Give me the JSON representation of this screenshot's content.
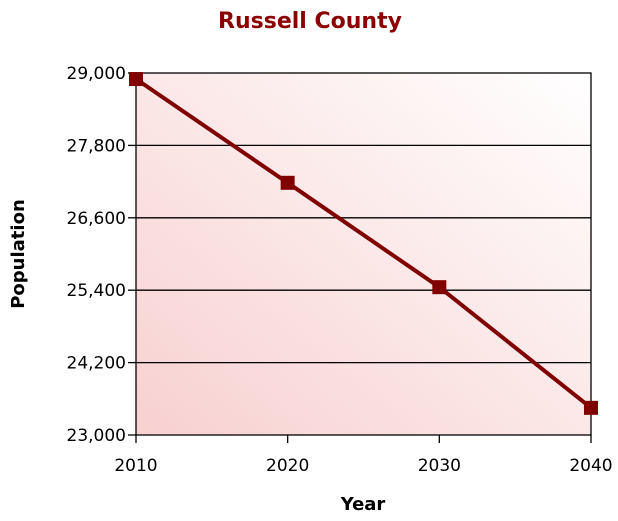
{
  "colors": {
    "title": "#8b0000",
    "series": "#800000",
    "marker": "#800000",
    "grid": "#000000",
    "plot_background_light": "#ffffff",
    "plot_background_dark": "#f8d0d0"
  },
  "chart_data": {
    "type": "line",
    "title": "Russell County",
    "xlabel": "Year",
    "ylabel": "Population",
    "x": [
      2010,
      2020,
      2030,
      2040
    ],
    "x_tick_labels": [
      "2010",
      "2020",
      "2030",
      "2040"
    ],
    "ylim": [
      23000,
      29000
    ],
    "y_tick_labels": [
      "23,000",
      "24,200",
      "25,400",
      "26,600",
      "27,800",
      "29,000"
    ],
    "series": [
      {
        "values": [
          28900,
          27180,
          25450,
          23450
        ]
      }
    ],
    "grid": true,
    "legend": "none"
  }
}
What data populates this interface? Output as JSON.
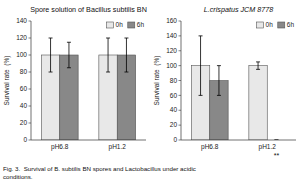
{
  "chart_data": [
    {
      "type": "bar",
      "title": "Spore solution of Bacillus subtilis BN",
      "categories": [
        "pH6.8",
        "pH1.2"
      ],
      "series": [
        {
          "name": "0h",
          "color": "#e8e8e8",
          "values": [
            100,
            100
          ],
          "errors": [
            20,
            20
          ]
        },
        {
          "name": "6h",
          "color": "#888888",
          "values": [
            100,
            100
          ],
          "errors": [
            15,
            20
          ]
        }
      ],
      "ylabel": "Survival rate  (%)",
      "ylim": [
        0,
        140
      ],
      "yticks": [
        0,
        20,
        40,
        60,
        80,
        100,
        120,
        140
      ],
      "legend": "upper right",
      "grid": false
    },
    {
      "type": "bar",
      "title": "L.crispatus JCM 8778",
      "categories": [
        "pH6.8",
        "pH1.2"
      ],
      "series": [
        {
          "name": "0h",
          "color": "#e8e8e8",
          "values": [
            100,
            100
          ],
          "errors": [
            40,
            5
          ]
        },
        {
          "name": "6h",
          "color": "#888888",
          "values": [
            80,
            0
          ],
          "errors": [
            20,
            0
          ]
        }
      ],
      "ylabel": "Survival rate  (%)",
      "ylim": [
        0,
        160
      ],
      "yticks": [
        0,
        20,
        40,
        60,
        80,
        100,
        120,
        140,
        160
      ],
      "legend": "upper right",
      "grid": false,
      "annotations": [
        {
          "text": "**",
          "x": "pH1.2",
          "series": "6h"
        }
      ]
    }
  ],
  "caption": "Fig. 3.  Survival of B. subtilis BN spores and Lactobacillus under acidic\nconditions."
}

= = = =

_Written request_
Reproduce every line from the entries that holds the word "subtilis".

_Finished task_
      "title": "Spore solution of Bacillus subtilis BN",
  "caption": "Fig. 3.  Survival of B. subtilis BN spores and Lactobacillus under acidic\nconditions."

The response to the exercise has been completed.